- _本文_:
本発明に係る積層フィルムでは、上記CNピークのCNイオンのカウント数の、上記SiピークのSiイオンのカウント数に対する比(CNピークのCNイオンのカウント数/SiピークのSiイオンのカウント数)が、50を超え6000未満である。
本発明に係る積層フィルムでは、上記の構成が備えられているので、ロール体から巻き出された積層フィルムにおいて、浮き及びしわの発生を抑えることができ、保護フィルムの剥離時において、樹脂剥がれの発生を抑えることができる。本発明では、保護フィルムと接する絶縁樹脂層の表面における化学密着官能基が十分制御されているため、ロール体から巻き出された積層フィルムにおいて、浮き及びしわの発生を抑えることができ、かつ保護フィルムの剥離時において、樹脂剥がれの発生を抑えることができる。
本発明に係る積層フィルムでは、ロール体が長尺化(例えば20m以上)したり、ロール体の保管期間が長くなったりした場合であっても、本発明の上記の効果を発揮することができる。

- _データレコード_:
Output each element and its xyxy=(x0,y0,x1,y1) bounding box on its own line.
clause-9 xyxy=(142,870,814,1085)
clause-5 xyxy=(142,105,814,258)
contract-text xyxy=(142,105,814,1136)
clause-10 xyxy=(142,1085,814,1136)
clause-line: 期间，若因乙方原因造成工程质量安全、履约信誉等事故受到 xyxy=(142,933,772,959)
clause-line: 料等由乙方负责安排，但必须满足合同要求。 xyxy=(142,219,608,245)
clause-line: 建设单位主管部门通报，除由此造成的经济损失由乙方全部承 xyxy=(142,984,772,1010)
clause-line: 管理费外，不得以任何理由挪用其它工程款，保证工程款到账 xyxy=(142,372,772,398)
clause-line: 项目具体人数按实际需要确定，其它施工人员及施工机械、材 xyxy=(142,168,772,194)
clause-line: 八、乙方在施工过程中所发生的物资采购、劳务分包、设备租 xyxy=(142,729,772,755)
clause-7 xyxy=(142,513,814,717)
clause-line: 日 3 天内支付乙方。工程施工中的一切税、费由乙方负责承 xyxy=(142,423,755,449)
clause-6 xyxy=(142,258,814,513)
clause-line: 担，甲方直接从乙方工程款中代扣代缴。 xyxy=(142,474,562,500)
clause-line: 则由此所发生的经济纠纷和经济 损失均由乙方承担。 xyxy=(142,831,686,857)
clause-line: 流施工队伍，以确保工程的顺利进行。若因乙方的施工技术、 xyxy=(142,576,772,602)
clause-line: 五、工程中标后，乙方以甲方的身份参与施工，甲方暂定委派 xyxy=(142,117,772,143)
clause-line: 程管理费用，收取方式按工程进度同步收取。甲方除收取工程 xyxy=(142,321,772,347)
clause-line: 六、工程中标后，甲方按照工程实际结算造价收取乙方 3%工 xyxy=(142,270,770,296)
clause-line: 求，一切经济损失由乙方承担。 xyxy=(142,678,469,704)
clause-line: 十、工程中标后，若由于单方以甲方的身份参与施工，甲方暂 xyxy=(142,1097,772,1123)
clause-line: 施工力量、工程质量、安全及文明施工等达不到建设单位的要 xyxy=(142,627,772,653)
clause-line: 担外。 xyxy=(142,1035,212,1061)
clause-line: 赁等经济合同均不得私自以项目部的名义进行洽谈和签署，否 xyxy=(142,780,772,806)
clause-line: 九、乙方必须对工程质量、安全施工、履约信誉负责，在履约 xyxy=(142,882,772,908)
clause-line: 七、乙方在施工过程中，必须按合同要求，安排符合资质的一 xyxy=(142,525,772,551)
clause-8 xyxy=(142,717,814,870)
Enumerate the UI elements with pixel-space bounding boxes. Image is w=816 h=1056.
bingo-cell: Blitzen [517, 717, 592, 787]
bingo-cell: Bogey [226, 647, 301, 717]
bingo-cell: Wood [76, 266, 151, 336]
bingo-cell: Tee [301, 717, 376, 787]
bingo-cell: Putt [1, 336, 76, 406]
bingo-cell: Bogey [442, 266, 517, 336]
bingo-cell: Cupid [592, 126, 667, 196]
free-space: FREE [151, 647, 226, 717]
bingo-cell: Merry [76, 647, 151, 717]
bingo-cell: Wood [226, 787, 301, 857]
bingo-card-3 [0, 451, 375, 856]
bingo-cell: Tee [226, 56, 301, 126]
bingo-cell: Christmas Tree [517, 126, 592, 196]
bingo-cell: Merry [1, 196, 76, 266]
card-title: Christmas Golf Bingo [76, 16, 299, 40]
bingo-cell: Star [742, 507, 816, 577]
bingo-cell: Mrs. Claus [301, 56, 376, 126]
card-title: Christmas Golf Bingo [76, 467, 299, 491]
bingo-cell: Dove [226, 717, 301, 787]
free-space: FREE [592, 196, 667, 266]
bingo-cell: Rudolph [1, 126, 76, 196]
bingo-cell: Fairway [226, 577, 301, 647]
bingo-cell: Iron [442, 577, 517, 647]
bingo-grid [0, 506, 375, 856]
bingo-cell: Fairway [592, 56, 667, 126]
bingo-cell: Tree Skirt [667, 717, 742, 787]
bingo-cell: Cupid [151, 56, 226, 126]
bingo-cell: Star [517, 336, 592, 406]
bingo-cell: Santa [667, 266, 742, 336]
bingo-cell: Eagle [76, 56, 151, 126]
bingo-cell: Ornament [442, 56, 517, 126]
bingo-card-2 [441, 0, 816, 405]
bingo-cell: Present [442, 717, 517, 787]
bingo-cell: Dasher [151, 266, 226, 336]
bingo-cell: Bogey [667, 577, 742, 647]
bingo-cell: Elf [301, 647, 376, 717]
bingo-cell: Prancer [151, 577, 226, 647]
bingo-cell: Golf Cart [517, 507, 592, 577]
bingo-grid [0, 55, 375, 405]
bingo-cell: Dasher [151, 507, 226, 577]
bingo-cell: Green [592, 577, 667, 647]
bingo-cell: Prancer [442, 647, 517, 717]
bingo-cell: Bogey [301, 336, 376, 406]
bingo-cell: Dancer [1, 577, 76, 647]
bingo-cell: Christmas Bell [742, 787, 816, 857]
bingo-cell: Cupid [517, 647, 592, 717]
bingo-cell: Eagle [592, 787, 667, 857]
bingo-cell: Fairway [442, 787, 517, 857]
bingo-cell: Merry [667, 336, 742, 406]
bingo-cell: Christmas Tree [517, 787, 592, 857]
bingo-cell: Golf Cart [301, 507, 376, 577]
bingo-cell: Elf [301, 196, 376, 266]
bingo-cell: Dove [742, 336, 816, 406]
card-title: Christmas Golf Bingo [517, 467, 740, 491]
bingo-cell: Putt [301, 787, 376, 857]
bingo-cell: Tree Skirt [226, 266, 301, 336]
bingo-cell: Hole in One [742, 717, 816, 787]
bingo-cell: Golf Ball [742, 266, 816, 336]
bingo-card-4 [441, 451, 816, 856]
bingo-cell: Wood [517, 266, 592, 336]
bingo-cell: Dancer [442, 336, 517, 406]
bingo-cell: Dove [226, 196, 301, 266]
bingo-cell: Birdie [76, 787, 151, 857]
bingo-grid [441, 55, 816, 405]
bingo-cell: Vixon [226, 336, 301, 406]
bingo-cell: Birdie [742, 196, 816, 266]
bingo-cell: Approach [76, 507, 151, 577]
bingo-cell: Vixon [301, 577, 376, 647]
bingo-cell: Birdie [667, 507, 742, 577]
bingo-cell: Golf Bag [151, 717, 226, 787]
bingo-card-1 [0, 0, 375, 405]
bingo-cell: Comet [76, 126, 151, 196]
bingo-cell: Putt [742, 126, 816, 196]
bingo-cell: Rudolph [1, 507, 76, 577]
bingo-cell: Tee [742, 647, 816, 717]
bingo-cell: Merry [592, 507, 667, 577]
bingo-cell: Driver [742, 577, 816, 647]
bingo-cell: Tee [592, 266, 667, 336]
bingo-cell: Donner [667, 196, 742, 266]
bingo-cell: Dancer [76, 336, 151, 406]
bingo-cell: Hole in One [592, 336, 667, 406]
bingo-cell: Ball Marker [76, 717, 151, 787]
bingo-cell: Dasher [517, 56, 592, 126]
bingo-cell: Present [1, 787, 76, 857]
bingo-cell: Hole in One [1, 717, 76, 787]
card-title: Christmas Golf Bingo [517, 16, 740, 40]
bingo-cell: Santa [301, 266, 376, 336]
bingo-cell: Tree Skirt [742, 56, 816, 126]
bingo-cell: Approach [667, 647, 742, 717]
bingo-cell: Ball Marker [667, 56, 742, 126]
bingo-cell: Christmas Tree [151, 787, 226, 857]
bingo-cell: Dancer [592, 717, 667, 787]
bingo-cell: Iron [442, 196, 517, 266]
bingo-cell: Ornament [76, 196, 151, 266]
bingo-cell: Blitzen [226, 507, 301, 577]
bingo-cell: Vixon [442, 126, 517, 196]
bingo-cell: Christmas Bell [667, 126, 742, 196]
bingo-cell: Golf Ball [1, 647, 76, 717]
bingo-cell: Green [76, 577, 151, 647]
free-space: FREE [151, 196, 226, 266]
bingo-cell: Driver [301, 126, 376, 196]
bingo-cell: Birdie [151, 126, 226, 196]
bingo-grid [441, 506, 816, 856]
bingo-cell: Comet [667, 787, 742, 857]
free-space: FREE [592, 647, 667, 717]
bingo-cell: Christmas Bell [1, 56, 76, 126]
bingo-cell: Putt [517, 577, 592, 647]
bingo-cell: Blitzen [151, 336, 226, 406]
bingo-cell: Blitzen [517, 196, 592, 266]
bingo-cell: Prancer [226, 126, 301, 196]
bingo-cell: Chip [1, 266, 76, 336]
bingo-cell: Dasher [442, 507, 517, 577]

- _課題の要件_:
A) 積層フィルムに関する本文について、次の問いに答えてください。
(i) CNピークのCNイオンのカウント数の、SiピークのSiイオンのカウント数に対する比は、どの範囲とされていますか?
(ii) 保護フィルムと接する絶縁樹脂層の表面で十分制御されているのは何ですか?
(iii) ロール体の長尺化の例として挙げられている長さはどれだけですか?
B) 積層フィルムに関する本文を、最後の文の後から書き継いでください。
レコードは別の出典から取られたものです。

- _課題への回答_:
A)
(i) 50を超え6000未満
(ii) 化学密着官能基
(iii) 20m以上

B)
本発明に係る積層フィルムでは、保護フィルムを剥離した後の該保護フィルムの剥離により露出した絶縁樹脂層の表面における上記比(CNピークのCNイオンのカウント数/SiピークのSiイオンのカウント数)が上述した範囲を満足する。
保護フィルムの剥離により露出した絶縁樹脂層の表面における上記比(CNピークのCNイオンのカウント数/SiピークのSiイオンのカウント数)と、保護フィルムの剥離前(保護フィルムの積層前)の絶縁樹脂層の表面における該比とは、一致しない。保護フィルムの剥離前の絶縁樹脂層の表面における上記比(CNピークのCNイオンのカウント数/SiピークのSiイオンのカウント数)が上述した範囲を満足したとしても、保護フィルムの剥離により露出した絶縁樹脂層の表面における該比は、上述した範囲を満足しない。
本発明では、保護フィルムの剥離により露出した絶縁樹脂層の表面における上記比(CNピークのCNイオンのカウント数/SiピークのSiイオンのカウント数)に着目し、かつ該比を上述した範囲としたことに大きな意味がある。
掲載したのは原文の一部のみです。